• **DOCUMENT**
_ _ _
Machine learning is synthesizing death metal. It might make your death metal radio DJ nervous – but it could also mean music software works with timbre and time in new ways. That news – plus some comical abuse of neural networks for writing genre-specific lyrics in genres like country – next.
Okay, first, whether this makes you urgently want to hear machine learning death metal or it drives you into a rage, either way you’ll want the death metal stream. And yes, it’s a totally live stream – you know, generative style. Tune in, bot out:
Okay, first it’s important to say, the whole point of this is, you need data sets to train on. That is, machines aren’t composing music, so much as creatively regurgitating existing samples based on fairly clever predictive mathematical models. In the case of the death metal example, this is SampleRNN – a recurrent neural network that uses sample material, repurposed from its original intended application working with speak. (Check the original project, though it’s been forked for the results here.)
This is a big, big point, actually – if this sounds a lot like existing music, it’s partly because it is actually sampling that content. The particular death metal example is nice in that the creators have published an academic article. But they’re open about saying they actually intend “overfitting” – that is, little bits of samples are actually playing back. Machines aren’t learning to generate this content from scratch; they’re actually piecing together those samples in interesting ways.
That’s relevant on two levels. One, because once you understand that’s what’s happening, you’ll recognize that machines aren’t magically replacing humans. (This works well for death metal partly because to non connoisseurs of the genre, the way angry guitar riffs and undecipherable shouting are plugged together already sounds quite random.)
_ _ _
• **COMPLETE THE FOLLOWING**
1. In the article on machine learning death metal, what neural network produced the death metal example?
2. Return the passage of the article on machine learning death metal from "This is a big, big" up to and including "sounds quite random.)", copied word for word.
The material below comes from a different source than the article.

• **DATA BLOCK**
_ _ _
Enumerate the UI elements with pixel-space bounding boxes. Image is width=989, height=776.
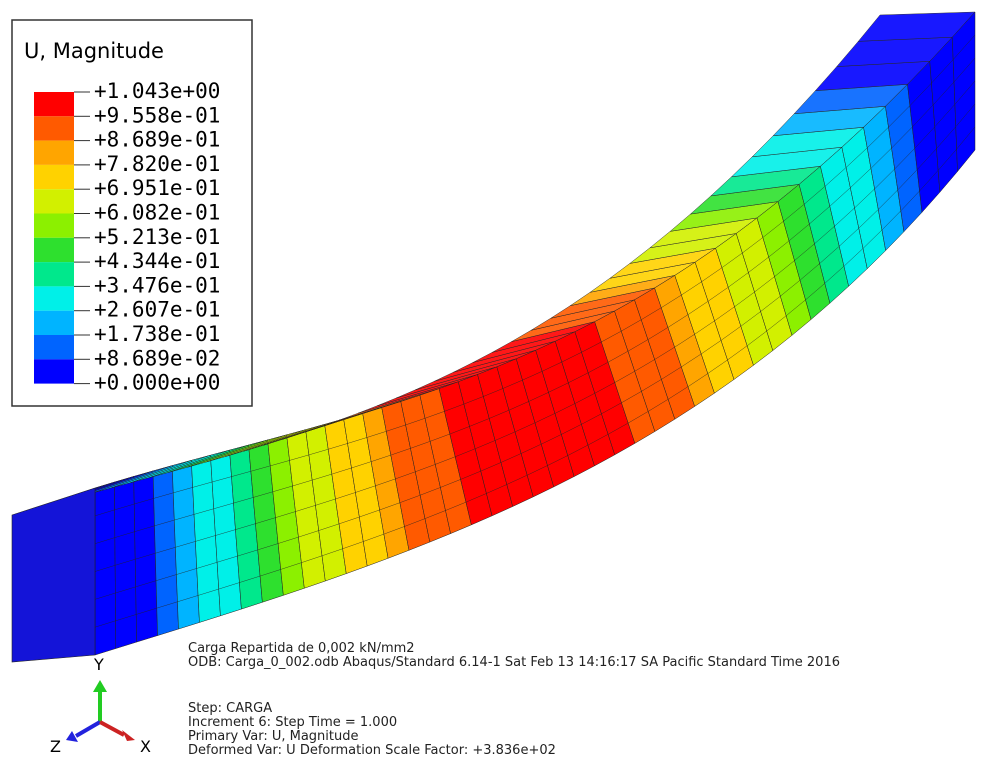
_ _ _
• **TASK-BY-TASK OUTPUTS**
1. SampleRNN, a recurrent neural network that uses sample material.

2.
This is a big, big point, actually – if this sounds a lot like existing music, it’s partly because it is actually sampling that content. The particular death metal example is nice in that the creators have published an academic article. But they’re open about saying they actually intend “overfitting” – that is, little bits of samples are actually playing back. Machines aren’t learning to generate this content from scratch; they’re actually piecing together those samples in interesting ways.
That’s relevant on two levels. One, because once you understand that’s what’s happening, you’ll recognize that machines aren’t magically replacing humans. (This works well for death metal partly because to non connoisseurs of the genre, the way angry guitar riffs and undecipherable shouting are plugged together already sounds quite random.)